SUPPLIED PASSAGE
══════════════════════════════

Monthly archives for June, 2010
Un-Expendable
Hmm, I don’t think my title really makes any sense. Nontheless, let’s check out what’s on eveyone’s mind, and don’t you even lie to me and tell me your not thinking about it. I know you are, how could you not. The biggest movie of the summer, or maybe of all time, The Expendables is almost here.
So, the brief synopsis, A group of ass kickers go to an island and kick some ass. Yeeeeeeah, that’s a fantastic story line borrowing from the golden era of action movies in the 80′s. I’m not even being a tad bit sarcastic, I love action movies that stray towards the simplistic. Who needs a story, just get some big names and get them doing cool ass things, like fighting eath other and killing shit.
The screenplay was written by Sly, who I have to say has a pretty decent track record when it comes to writing scripts. He wrote all the Rocky’s, did the screenplays for the Rambo’s, Cliffhanger, Over the Top, Cobra. He’s done alot of other projects along the way, but what’s notable is that he does damn decent screenplays and is an even better writer when he does it all himself.
To top it off, Sly’s also directing it. He doesn’t have a lot of directing experience, but what he has done has been commendable. Rocky 2,3, 4, and the newest Rocky Balboa. Not sure who did 5, but considering it was the worst, whlo cares. He also directed the new Rambo which was fantastic. So, Sly knows his action and for this movie, especially one he’s starring in, I wouldn’t wan
t anyone else leading it.
With the Sly love parade over, let’s check out the cast. Hang on, it’s an extensive list with a veritable who’s who of action movie stars and big tough guys.
Sylvester Stallone – Did I mention that in addition to writing and directing, Sly is of course the star. Looking mean and juiced up, Sly’s getting better with age. Not sure about the little goatee thing he’s sporting, I would of went clean or the full beard myself.. but now I’m nit picking.
Dolph Lundgren – Come on, we all love Dolph. The monstrous swedish killing machine has been plagued with a string of straight to video flicks, but amongst action movie stars, he is s
till nobility in my book. Besides, have yo guys seen THIS recently..?
Jet Li – Not much to say here. I don’t think he’ s ever made a non-action movie, so a no brainer. Besides, we need a token dude who knows martial arts in the movie, and I think his resume might qualify him for that perfect role.
Mickey Rourke – While not a true “action” movie star, he’s made a few gems over the years. I’ll always be a fan of Harley Davidson and the Marlboro Man. And come on, he’s was looking good and ripped for the Wrestler.. if your looking for a grizzled mercenary, you can’t find more grizzled than the Rourke.. I mean, look at the dude..

══════════════════════════════

MATERIAL SUPPLIED
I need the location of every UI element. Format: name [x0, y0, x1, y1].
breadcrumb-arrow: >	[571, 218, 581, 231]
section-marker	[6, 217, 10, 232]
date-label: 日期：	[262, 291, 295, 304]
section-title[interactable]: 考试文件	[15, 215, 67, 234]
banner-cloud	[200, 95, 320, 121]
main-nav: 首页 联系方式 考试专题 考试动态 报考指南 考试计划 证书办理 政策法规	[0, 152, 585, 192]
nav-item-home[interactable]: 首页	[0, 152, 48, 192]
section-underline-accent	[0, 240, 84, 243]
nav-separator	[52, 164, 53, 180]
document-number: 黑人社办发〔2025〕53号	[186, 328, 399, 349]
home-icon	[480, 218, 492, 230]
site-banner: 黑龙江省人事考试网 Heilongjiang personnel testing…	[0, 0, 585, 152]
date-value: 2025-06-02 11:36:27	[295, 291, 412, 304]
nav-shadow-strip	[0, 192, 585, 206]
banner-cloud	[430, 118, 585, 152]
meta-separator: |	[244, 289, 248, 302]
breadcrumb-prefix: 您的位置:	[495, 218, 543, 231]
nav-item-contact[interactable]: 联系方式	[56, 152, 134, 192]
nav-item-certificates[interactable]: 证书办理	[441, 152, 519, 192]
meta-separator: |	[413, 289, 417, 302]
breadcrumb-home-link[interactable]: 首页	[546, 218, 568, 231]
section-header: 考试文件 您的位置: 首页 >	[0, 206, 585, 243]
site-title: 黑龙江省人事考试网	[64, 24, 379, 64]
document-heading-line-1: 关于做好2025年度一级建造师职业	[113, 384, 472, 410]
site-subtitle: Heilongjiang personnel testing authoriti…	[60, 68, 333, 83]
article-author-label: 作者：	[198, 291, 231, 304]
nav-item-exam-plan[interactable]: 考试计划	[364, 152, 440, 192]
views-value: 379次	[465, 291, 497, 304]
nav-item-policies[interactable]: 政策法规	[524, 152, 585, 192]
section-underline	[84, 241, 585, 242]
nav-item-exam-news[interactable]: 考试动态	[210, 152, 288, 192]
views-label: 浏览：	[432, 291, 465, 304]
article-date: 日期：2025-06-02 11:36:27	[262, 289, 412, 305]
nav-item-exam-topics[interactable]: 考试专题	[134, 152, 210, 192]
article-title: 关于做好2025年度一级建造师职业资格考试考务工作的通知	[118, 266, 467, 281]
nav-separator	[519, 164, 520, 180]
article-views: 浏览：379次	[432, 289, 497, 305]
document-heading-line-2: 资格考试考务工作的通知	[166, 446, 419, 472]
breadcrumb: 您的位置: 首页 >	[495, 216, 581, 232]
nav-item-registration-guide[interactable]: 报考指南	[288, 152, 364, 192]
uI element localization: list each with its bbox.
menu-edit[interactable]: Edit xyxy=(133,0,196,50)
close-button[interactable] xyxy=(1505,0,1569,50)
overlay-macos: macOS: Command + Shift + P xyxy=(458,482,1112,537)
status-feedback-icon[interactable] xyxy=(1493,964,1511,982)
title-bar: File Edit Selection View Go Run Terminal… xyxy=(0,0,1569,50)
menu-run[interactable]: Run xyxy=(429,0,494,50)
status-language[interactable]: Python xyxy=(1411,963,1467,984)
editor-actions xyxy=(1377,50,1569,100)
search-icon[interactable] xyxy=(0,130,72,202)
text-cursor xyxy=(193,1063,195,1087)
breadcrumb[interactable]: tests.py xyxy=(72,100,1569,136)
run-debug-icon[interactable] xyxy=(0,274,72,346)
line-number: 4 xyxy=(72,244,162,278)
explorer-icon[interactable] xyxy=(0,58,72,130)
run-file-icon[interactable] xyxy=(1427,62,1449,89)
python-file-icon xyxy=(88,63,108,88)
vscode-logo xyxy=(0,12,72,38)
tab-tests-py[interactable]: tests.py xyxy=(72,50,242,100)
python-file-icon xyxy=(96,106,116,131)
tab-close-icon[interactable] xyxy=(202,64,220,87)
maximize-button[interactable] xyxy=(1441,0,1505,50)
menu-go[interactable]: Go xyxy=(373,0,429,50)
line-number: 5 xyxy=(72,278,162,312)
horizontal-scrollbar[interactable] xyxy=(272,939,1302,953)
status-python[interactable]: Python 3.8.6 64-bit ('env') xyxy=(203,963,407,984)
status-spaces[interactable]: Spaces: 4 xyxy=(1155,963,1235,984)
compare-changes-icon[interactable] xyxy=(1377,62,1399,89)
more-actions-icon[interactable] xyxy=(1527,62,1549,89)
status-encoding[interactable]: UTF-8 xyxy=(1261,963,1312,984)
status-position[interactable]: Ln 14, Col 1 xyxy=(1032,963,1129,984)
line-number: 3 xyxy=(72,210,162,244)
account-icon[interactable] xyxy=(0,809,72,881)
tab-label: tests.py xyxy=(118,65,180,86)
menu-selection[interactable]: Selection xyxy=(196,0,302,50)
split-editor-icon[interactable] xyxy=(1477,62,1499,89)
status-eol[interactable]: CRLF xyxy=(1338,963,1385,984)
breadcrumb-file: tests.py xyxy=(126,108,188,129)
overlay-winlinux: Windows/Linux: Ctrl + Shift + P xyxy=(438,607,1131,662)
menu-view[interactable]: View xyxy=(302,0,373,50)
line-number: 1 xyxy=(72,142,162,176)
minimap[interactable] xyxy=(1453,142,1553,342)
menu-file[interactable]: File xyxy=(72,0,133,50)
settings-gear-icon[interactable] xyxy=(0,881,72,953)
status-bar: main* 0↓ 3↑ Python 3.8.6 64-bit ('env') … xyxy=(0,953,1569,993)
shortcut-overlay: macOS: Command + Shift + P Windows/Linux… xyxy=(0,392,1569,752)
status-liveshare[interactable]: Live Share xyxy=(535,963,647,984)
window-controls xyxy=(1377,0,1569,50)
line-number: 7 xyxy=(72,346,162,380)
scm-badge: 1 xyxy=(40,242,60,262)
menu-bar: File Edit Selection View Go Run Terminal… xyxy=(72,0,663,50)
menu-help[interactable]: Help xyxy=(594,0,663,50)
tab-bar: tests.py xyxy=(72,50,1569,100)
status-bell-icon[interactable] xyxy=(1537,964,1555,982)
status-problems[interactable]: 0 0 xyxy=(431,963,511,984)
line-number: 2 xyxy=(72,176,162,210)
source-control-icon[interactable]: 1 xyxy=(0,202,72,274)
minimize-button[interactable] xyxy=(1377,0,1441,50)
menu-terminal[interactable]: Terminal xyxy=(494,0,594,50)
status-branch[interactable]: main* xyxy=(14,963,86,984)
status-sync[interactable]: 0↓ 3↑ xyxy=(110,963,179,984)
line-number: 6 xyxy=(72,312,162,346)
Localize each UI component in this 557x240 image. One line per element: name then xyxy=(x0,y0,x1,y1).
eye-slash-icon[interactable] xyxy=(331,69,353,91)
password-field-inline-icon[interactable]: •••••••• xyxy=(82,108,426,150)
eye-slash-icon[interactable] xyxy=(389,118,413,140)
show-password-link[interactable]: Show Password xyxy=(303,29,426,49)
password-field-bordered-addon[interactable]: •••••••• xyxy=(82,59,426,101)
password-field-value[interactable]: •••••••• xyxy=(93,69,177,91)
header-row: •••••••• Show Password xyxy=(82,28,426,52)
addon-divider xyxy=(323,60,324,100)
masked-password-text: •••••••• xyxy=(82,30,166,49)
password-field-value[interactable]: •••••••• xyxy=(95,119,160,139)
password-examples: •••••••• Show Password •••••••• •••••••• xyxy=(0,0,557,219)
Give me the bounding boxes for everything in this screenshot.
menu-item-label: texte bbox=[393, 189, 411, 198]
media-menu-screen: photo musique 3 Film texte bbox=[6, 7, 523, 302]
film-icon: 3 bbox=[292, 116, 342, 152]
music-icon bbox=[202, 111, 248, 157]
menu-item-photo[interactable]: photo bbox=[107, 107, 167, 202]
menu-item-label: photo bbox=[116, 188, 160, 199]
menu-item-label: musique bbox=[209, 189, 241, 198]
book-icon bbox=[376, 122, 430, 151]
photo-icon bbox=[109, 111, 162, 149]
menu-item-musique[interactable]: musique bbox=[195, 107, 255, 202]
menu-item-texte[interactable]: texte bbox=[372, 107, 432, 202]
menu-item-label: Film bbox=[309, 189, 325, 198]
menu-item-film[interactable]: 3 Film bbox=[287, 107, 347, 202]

══════════════════════════════

OBJECTIVES
1 - Which Rocky films does the blog post about The Expendables say Sly directed?
2 - Carry on the blog post about The Expendables from its last sentence, in the same voice.

ANSWERS IN ORDER
1 - Rocky 2, 3 and 4, and Rocky Balboa.

2 -
Jason Statham - Alrighty, so more so than most of the people in the movie, Statham’s been pumping out alot of the action movies. Considering the first movie I ever saw him in was Snatch (which wasn’t an action role), he quickly hopped into the “action star of the new decade” role, especially with recurring sequels such as Transporter and Crank. I don’t think he’ll ever be the type of action star that Arnie or Sly are, but he’s a decent second tier actioner.
Randy Couture – Hey, I’m a big UFC fan.. but . I’ve yet to see someone decently transition from the UFC to acting. Well, not counting of course Rampage, but that Mr. T role was pretty much made for him. I did see Rich Franklin in Cyborg Soldier, and a few other guys in bit fighting roles here and there, but I’m not convinced Randy can act. But hey, he makes an awesome looking merc. If he’s there to fight and just look mean and cool but keep his mouth shut, I’m willing to give him a chance.
Terry Crews – Terry is such a funny bastard. I really hope he’s there for alot of comedy relief. I don’t even know if I can recall an actual action role he’s had.. Gamer? The dude is ripped, looks like a merc, and I’m really hoping he’s gonna have a whole library of one liners during the movie. Besides, whats an action movie without a never ending series of one liners.
Steve Austin – Well, he’s big, and probably decent at acting. I’ve only seen him in a few roles as well, but it might be ok. It’s hard to shake that damn wrestling status though.. I have to assume at some point in the movie, he body slams and/or pile drives someone.. it happens in every movie a wrestler is in where there’s action.. trust me, it’s true.
And so, a decent line-up. I skipped Eric Roberts.. besides Best of the Best 1 or 2, he’s never been in anything decent. Even in those movies he was the lamest character.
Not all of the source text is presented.